-- EXERCISE DATA --
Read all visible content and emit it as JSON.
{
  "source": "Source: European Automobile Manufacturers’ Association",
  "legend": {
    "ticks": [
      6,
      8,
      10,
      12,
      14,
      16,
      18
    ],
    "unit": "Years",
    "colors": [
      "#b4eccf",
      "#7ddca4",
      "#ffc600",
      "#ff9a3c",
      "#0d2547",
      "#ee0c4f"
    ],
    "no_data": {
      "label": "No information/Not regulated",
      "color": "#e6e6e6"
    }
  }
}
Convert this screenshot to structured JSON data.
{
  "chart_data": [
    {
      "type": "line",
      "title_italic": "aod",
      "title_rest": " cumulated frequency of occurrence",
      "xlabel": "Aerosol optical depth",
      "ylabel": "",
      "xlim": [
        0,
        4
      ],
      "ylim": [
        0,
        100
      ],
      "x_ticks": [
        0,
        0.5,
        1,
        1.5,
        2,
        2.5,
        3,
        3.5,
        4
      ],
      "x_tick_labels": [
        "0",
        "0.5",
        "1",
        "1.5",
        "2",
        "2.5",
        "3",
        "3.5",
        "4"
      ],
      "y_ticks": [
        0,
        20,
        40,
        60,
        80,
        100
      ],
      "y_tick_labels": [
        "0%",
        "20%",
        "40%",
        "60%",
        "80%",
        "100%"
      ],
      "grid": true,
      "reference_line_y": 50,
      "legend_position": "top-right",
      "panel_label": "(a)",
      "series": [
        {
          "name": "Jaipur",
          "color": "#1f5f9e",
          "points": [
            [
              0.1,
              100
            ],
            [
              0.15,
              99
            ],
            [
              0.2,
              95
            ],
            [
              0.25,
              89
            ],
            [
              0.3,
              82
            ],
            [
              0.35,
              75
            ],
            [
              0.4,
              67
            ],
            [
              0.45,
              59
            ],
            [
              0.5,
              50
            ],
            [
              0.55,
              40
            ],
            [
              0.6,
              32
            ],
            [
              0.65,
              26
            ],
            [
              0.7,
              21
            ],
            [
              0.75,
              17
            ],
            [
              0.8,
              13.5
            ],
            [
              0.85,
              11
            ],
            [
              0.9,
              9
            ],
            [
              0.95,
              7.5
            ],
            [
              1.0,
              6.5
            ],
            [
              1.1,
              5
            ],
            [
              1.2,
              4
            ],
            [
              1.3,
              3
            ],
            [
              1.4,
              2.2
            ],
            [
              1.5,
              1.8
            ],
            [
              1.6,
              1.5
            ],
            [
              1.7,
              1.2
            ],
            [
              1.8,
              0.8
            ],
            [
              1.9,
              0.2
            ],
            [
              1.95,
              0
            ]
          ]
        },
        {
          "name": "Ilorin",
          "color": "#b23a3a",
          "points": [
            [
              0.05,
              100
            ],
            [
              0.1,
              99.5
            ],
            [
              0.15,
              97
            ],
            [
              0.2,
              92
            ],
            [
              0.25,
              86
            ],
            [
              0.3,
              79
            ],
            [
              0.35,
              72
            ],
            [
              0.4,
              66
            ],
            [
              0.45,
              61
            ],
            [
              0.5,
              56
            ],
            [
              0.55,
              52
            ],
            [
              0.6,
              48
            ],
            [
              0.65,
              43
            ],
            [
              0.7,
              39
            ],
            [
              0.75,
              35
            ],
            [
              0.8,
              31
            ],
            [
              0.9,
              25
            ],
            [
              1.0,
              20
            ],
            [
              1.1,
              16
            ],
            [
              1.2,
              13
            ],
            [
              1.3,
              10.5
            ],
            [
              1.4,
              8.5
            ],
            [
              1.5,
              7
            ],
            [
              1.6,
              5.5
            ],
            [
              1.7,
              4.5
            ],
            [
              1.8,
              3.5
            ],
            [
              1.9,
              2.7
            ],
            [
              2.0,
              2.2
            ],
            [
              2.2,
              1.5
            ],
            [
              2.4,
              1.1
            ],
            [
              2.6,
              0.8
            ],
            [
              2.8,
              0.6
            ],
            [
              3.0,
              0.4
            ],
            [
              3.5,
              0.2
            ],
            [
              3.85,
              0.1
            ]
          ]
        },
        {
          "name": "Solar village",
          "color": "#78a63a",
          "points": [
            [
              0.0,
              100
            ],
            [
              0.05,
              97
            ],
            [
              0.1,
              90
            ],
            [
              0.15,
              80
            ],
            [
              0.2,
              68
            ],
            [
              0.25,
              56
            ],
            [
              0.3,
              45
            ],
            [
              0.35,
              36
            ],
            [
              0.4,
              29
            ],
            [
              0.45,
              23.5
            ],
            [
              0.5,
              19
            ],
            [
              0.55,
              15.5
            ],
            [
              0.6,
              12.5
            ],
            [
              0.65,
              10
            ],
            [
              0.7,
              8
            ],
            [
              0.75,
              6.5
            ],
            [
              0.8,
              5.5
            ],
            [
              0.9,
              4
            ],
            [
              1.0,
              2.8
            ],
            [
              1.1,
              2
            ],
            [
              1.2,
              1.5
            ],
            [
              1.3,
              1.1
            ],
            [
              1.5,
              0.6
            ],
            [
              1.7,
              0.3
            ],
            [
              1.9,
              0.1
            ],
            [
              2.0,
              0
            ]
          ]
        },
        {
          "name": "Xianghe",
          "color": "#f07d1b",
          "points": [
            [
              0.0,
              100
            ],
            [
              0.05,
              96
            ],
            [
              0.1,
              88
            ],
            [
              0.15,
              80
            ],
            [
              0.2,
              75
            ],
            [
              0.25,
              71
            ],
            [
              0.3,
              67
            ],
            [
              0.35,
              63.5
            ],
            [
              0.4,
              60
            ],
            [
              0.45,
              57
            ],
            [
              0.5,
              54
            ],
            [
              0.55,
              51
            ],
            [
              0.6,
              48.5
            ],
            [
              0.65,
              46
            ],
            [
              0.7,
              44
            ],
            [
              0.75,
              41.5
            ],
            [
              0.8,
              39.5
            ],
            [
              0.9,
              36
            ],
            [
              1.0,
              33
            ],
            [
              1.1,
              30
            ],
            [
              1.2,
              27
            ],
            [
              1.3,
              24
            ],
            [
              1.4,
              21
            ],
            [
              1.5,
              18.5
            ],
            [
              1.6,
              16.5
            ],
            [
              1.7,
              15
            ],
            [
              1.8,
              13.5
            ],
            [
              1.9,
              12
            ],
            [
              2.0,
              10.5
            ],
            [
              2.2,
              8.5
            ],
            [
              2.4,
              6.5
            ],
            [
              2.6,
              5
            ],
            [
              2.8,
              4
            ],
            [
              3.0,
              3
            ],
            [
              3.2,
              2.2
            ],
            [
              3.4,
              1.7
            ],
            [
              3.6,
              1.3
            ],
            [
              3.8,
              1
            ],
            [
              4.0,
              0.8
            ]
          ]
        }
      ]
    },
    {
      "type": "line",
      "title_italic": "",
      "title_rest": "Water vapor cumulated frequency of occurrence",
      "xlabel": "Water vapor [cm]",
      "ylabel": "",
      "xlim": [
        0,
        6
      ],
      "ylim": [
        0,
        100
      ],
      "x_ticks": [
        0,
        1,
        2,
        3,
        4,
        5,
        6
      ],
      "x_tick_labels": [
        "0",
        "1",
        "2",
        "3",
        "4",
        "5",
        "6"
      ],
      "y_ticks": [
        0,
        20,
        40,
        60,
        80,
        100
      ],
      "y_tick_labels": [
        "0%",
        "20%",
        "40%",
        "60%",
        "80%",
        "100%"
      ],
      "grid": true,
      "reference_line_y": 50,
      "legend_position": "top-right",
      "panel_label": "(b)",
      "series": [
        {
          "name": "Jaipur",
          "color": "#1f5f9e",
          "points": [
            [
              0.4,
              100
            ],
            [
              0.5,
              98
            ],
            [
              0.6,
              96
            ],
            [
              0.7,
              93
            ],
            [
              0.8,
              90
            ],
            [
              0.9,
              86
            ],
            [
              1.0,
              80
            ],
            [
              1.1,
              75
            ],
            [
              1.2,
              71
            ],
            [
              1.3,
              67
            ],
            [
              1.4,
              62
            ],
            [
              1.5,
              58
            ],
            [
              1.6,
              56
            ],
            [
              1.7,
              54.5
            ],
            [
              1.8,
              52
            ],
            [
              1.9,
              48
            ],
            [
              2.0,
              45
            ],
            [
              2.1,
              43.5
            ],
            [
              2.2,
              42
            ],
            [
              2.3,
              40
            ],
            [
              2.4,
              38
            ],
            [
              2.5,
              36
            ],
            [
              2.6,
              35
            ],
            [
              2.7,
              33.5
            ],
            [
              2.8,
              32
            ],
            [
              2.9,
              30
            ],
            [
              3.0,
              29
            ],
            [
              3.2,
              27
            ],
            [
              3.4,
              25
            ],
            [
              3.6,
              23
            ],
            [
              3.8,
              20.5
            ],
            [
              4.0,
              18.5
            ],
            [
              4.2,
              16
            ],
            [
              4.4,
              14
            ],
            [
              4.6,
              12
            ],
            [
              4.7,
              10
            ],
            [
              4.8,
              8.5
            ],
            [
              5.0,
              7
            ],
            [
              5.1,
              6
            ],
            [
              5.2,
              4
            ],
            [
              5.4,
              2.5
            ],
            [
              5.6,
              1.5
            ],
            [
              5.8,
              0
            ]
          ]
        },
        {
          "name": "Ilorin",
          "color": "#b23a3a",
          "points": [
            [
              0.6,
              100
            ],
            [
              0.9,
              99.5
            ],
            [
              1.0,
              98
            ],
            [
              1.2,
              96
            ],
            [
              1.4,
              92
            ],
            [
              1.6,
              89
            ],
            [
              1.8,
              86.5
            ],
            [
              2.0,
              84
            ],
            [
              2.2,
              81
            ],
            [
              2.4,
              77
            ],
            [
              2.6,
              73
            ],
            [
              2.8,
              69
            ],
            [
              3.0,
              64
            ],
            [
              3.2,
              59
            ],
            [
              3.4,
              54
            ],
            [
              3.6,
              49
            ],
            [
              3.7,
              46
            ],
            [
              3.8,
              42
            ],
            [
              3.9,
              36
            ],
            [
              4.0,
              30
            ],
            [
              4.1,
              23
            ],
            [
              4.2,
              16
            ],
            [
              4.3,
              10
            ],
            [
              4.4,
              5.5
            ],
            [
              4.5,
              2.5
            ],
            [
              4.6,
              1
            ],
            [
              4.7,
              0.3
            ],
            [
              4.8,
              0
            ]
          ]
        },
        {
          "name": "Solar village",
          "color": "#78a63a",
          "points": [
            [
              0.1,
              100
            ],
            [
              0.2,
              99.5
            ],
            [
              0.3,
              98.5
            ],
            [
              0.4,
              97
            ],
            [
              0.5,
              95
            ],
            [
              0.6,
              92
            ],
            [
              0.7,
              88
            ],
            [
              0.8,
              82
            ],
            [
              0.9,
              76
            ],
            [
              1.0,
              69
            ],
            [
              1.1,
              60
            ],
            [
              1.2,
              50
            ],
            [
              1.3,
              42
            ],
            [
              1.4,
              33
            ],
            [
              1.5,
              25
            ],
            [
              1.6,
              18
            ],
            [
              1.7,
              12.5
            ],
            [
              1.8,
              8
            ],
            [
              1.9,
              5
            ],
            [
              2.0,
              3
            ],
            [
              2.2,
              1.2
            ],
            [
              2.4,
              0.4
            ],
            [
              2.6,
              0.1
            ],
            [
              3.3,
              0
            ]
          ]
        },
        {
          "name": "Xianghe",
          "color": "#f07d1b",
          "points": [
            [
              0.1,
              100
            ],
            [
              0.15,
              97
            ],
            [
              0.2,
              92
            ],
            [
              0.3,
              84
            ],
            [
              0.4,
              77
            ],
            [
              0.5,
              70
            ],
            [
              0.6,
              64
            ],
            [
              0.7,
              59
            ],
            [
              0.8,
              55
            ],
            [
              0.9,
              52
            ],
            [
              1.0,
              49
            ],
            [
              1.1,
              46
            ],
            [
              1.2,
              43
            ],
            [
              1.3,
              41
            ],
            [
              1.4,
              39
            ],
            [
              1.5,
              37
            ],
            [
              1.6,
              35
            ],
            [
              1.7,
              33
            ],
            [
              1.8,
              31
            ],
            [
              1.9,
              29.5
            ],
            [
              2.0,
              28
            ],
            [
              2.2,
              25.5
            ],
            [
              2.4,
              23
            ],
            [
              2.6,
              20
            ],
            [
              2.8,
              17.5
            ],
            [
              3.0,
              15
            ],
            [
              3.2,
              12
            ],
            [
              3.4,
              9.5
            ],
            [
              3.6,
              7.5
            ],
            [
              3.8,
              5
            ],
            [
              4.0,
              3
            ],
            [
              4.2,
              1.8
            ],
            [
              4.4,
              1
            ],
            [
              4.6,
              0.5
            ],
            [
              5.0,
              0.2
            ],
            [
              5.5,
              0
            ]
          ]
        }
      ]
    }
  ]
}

-- DO THIS --
Extract every line from the records above that contains the word "Water".

-- RESPONSE TO THIS EXERCISE --
      "title_rest": "Water vapor cumulated frequency of occurrence",
      "xlabel": "Water vapor [cm]",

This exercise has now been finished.